◆ Exercise instructions ◆
Pick out the lines below that contain the string "start" and copy them all.

________________________________________

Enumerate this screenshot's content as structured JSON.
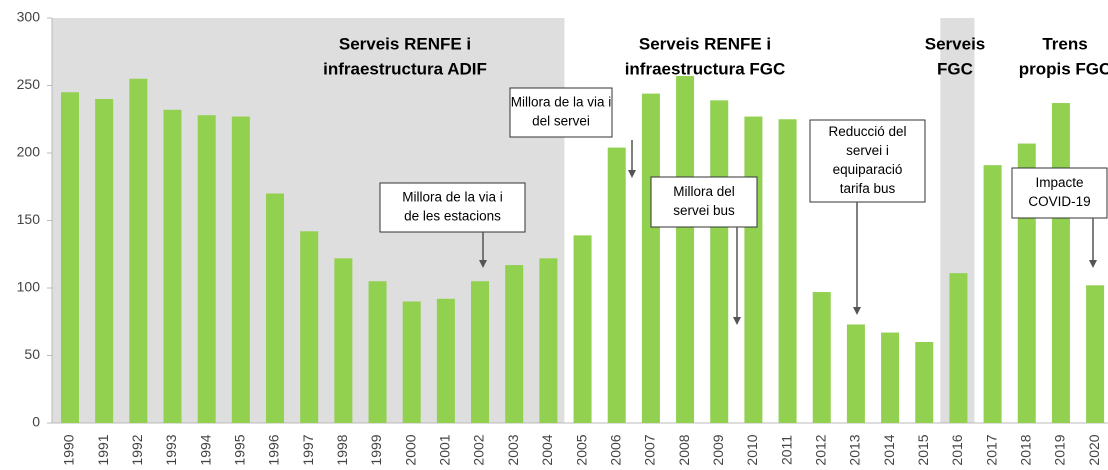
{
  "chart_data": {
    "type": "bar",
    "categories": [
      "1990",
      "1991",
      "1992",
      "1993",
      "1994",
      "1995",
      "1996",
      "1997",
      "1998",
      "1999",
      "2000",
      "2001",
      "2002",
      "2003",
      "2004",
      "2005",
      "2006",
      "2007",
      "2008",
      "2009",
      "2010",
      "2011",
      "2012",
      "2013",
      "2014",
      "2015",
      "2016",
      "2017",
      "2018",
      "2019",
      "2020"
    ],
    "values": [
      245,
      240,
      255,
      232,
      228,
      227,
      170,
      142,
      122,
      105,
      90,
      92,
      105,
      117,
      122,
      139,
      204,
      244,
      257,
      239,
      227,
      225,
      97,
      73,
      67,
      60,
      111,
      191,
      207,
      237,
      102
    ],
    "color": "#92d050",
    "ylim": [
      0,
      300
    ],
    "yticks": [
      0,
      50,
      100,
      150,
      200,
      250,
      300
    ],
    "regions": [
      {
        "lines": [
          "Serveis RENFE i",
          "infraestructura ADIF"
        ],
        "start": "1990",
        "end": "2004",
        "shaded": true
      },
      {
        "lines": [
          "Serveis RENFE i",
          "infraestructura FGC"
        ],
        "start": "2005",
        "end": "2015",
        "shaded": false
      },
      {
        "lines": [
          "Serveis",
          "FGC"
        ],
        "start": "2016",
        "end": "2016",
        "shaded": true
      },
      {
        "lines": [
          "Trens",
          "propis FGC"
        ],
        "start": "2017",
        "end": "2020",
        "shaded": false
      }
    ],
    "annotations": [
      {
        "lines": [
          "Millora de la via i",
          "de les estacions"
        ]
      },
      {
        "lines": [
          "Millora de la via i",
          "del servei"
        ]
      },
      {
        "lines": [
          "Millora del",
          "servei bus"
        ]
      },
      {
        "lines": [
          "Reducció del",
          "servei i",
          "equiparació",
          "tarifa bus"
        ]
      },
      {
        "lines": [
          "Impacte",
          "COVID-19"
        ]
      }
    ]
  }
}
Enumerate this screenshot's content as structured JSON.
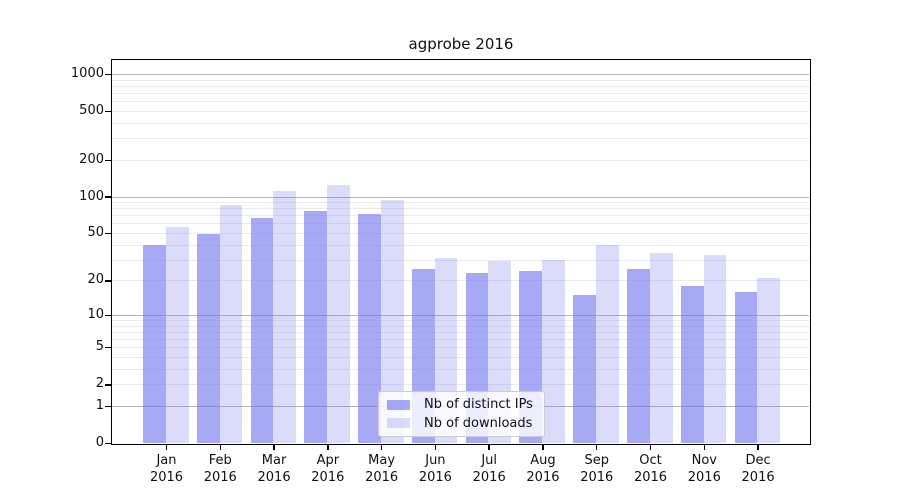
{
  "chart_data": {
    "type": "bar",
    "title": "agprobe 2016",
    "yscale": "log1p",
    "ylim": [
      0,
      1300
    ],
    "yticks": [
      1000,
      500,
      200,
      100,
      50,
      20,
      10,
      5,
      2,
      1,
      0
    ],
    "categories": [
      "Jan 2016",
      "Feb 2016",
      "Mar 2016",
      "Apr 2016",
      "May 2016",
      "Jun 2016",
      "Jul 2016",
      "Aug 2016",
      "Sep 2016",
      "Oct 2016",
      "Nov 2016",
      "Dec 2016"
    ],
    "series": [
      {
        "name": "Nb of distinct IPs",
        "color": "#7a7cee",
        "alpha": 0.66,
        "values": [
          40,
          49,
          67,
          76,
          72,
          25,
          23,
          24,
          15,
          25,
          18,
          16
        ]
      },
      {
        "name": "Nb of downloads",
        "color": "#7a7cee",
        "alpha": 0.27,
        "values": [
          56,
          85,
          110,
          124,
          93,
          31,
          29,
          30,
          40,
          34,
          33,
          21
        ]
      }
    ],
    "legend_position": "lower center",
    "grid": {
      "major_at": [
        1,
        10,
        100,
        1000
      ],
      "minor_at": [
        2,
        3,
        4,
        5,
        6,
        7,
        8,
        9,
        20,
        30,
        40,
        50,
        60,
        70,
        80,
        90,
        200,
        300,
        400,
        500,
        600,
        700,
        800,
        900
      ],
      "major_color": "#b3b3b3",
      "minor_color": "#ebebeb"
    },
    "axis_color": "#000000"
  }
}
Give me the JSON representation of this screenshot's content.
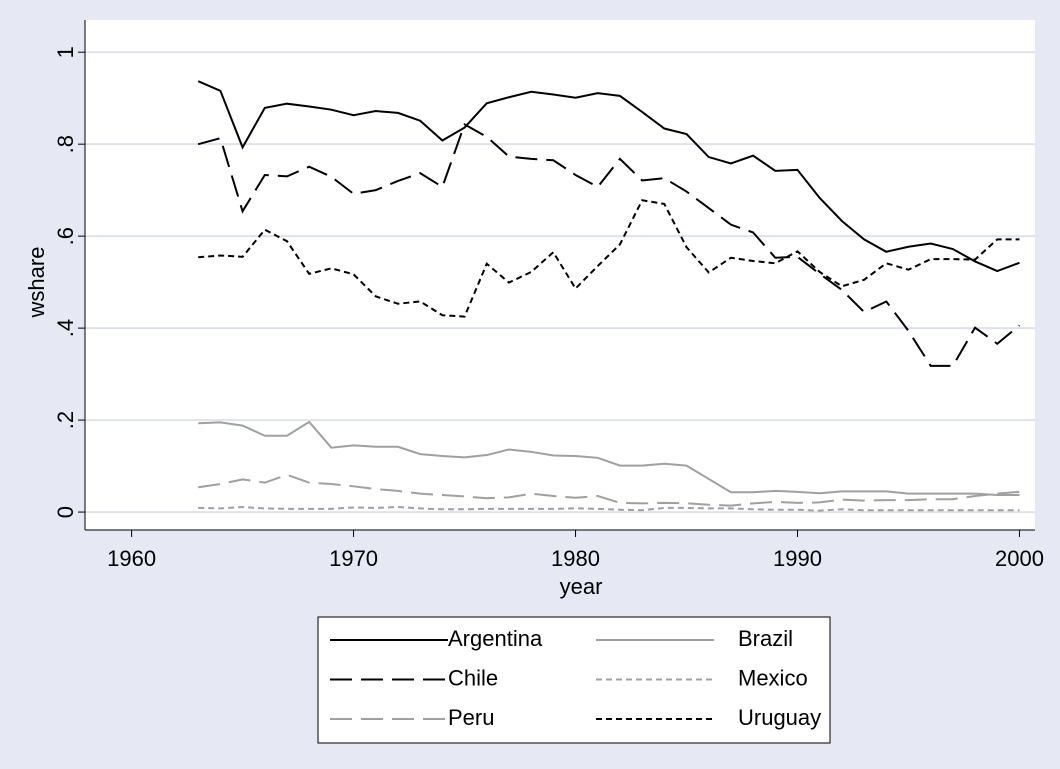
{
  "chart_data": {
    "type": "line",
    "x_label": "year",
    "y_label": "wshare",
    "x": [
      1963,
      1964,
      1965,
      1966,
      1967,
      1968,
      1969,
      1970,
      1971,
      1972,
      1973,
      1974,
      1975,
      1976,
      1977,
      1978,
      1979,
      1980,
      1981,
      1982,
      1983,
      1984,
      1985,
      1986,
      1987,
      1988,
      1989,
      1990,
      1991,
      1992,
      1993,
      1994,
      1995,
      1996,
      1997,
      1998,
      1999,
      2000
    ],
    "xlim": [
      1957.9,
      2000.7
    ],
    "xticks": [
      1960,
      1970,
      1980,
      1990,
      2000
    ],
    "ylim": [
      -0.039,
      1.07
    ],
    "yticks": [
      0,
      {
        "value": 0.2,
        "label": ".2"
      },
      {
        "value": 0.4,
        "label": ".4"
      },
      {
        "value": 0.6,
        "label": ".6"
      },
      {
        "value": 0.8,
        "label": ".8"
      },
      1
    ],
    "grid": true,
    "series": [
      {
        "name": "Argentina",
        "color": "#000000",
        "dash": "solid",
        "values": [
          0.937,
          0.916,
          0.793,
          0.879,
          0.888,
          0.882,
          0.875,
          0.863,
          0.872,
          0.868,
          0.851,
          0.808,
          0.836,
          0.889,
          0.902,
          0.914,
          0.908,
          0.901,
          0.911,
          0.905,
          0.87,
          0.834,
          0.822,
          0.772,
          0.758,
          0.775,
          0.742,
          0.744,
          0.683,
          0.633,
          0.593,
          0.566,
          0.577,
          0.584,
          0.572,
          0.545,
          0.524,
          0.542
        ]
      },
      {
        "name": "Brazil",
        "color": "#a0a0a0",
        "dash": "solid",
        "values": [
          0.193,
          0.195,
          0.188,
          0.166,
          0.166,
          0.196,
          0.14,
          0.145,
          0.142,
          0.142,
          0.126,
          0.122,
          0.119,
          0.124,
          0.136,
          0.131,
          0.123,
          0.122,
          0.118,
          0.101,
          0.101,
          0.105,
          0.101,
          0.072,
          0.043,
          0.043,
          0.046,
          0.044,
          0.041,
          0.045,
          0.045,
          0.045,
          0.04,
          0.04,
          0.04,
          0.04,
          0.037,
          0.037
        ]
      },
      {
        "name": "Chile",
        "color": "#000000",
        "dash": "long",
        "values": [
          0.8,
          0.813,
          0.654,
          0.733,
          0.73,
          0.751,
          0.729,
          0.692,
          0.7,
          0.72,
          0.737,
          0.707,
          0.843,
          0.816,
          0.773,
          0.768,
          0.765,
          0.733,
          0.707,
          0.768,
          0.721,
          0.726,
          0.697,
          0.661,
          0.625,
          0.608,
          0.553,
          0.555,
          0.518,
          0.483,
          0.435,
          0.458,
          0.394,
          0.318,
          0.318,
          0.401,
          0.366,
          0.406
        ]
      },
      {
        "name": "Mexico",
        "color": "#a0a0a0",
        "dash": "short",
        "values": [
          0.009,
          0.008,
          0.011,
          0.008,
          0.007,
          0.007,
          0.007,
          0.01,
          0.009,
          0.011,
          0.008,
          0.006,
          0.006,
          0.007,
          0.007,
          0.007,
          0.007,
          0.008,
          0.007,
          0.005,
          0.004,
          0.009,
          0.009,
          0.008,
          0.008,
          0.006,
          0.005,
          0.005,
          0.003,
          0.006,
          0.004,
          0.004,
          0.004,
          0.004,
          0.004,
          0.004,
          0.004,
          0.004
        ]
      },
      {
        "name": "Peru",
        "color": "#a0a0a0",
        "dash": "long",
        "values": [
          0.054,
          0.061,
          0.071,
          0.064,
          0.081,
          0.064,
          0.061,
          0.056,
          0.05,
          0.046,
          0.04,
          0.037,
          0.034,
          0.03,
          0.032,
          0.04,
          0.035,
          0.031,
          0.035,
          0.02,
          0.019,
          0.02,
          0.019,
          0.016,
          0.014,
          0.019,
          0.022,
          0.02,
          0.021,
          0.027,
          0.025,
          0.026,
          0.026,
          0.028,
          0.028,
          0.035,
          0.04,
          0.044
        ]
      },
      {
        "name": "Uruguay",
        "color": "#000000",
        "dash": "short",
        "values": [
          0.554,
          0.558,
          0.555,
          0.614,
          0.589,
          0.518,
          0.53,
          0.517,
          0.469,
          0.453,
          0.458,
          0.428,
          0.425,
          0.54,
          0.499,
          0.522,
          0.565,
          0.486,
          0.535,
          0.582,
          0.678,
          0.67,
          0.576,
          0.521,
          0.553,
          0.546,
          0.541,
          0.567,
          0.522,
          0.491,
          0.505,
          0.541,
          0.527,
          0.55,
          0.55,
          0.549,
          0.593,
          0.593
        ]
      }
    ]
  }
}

________________________________________

◆ Exercise result ◆
        "start": "1990",
        "start": "2005",
        "start": "2016",
        "start": "2017",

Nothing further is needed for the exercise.